***** Excerpt
Wednesday, July 27, 2016

After Some Apparently Waifish Sales, Merck Hands Back Suite Of Sublingual Allergy Tabs -- To ALK-Abelló


This entire relationship has been definitively immaterial to Kenilworth. After spending perhaps $120 million, by the time the relationships and clincial trials are transitioned, some six months from now, I expect that Merck has actually generated sales revenue of less than than half of that amount, life-time to date, on the franchises.

Back in April of 2014, here was our take on this licensed product suite: "This melt-in-your-mouth pill -- called Grazax® in Europe, and Grastek® here and in Canada (where it won approval in March of 2012) -- is finally going to be available in the US with a prescription, beginning around Mothers' Day 2014. It enters a crowded field, likely to be dominated by Stallergenes -- a French pharma concern. . . ."

[That seems to be almost exactly what transpired -- with a renewed tip of the hat, to our well-informed EU commenter -- who predicted it all.]

Here is some additional December 2013 background, on the relationship first struck in 2007 (prior to our beginning this blog coverage). And this morning -- FiercePharma on it all -- do go read:

. . . .Hørsholm, Denmark-based ALK expects to regain the rights to the immunotherapies--which address grass, ragweed and house dust mite allergies--early next year. Between now and then, Merck and ALK will work together on a six-month transition period. ALK has said it will use its resources in North America and its base in Denmark to smooth the transition, but with sales and marketing, registration activities and clinical development all in mid flow, there is potential for a bumpy ride. . . .
**********
### Task prompt
Copy out the full blog post on Merck handing its sublingual allergy tablets back to ALK-Abelló, word for word.
***** Data extracts
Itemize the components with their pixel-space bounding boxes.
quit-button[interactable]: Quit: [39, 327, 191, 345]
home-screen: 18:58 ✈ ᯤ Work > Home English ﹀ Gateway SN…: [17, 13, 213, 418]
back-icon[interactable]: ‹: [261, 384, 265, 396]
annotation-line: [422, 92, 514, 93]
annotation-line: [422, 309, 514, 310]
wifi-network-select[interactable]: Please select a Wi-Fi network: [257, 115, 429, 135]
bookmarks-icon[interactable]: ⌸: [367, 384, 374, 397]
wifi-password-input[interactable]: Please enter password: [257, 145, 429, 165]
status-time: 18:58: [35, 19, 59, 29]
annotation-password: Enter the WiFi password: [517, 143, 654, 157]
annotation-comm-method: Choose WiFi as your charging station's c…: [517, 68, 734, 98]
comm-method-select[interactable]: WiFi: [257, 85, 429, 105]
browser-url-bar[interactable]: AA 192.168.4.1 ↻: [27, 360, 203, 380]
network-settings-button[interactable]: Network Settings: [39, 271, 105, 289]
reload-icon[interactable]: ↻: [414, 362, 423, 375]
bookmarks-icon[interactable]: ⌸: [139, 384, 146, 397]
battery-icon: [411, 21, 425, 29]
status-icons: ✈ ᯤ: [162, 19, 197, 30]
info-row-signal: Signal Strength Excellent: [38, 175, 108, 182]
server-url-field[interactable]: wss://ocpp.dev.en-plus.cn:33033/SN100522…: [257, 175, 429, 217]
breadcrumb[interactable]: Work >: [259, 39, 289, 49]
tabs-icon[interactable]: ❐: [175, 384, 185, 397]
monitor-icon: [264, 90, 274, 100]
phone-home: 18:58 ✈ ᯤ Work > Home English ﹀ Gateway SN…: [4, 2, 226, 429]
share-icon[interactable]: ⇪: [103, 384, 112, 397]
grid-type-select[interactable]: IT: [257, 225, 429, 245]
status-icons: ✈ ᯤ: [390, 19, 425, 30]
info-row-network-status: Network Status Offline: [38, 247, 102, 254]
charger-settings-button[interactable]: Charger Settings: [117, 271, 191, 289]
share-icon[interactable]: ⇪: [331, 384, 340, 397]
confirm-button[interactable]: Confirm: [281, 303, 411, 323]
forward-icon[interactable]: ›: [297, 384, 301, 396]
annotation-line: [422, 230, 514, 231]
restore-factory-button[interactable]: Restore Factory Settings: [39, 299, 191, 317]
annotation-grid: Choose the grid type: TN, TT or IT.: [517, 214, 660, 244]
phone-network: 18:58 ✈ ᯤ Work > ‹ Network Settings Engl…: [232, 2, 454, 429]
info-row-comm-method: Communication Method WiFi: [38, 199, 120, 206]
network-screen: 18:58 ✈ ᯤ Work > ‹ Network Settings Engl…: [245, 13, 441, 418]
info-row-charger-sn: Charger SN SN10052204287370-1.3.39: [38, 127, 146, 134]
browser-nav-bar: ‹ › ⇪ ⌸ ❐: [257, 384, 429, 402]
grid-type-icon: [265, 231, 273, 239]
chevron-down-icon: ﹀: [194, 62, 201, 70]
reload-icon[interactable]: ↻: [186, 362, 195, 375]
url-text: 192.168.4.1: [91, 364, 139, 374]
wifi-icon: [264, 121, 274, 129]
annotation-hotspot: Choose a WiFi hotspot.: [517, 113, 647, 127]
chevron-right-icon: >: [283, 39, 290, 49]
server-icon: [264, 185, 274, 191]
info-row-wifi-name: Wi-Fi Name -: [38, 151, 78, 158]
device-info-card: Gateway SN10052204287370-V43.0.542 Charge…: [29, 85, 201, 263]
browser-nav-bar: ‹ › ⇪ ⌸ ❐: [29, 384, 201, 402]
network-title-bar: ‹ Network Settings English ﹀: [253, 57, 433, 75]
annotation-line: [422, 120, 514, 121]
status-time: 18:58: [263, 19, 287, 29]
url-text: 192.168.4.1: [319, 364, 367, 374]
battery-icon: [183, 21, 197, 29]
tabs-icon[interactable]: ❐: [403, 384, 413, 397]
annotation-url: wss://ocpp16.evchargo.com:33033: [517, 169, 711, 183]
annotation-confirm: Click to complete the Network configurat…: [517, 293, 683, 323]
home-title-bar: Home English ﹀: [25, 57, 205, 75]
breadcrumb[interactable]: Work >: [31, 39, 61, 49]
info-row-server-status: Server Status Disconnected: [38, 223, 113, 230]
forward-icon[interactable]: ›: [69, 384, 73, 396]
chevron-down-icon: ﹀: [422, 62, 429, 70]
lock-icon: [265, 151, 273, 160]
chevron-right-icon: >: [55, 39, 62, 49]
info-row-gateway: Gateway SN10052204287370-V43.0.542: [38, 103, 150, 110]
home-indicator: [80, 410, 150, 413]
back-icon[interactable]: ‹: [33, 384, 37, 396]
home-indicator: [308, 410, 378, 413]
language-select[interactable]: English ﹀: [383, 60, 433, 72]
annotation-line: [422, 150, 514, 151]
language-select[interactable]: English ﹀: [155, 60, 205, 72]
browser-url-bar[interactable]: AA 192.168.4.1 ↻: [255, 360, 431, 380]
**********
### Solution to the problem
Wednesday, July 27, 2016

After Some Apparently Waifish Sales, Merck Hands Back Suite Of Sublingual Allergy Tabs -- To ALK-Abelló


This entire relationship has been definitively immaterial to Kenilworth. After spending perhaps $120 million, by the time the relationships and clincial trials are transitioned, some six months from now, I expect that Merck has actually generated sales revenue of less than than half of that amount, life-time to date, on the franchises.

Back in April of 2014, here was our take on this licensed product suite: "This melt-in-your-mouth pill -- called Grazax® in Europe, and Grastek® here and in Canada (where it won approval in March of 2012) -- is finally going to be available in the US with a prescription, beginning around Mothers' Day 2014. It enters a crowded field, likely to be dominated by Stallergenes -- a French pharma concern. . . ."

[That seems to be almost exactly what transpired -- with a renewed tip of the hat, to our well-informed EU commenter -- who predicted it all.]

Here is some additional December 2013 background, on the relationship first struck in 2007 (prior to our beginning this blog coverage). And this morning -- FiercePharma on it all -- do go read:

. . . .Hørsholm, Denmark-based ALK expects to regain the rights to the immunotherapies--which address grass, ragweed and house dust mite allergies--early next year. Between now and then, Merck and ALK will work together on a six-month transition period. ALK has said it will use its resources in North America and its base in Denmark to smooth the transition, but with sales and marketing, registration activities and clinical development all in mid flow, there is potential for a bumpy ride. . . .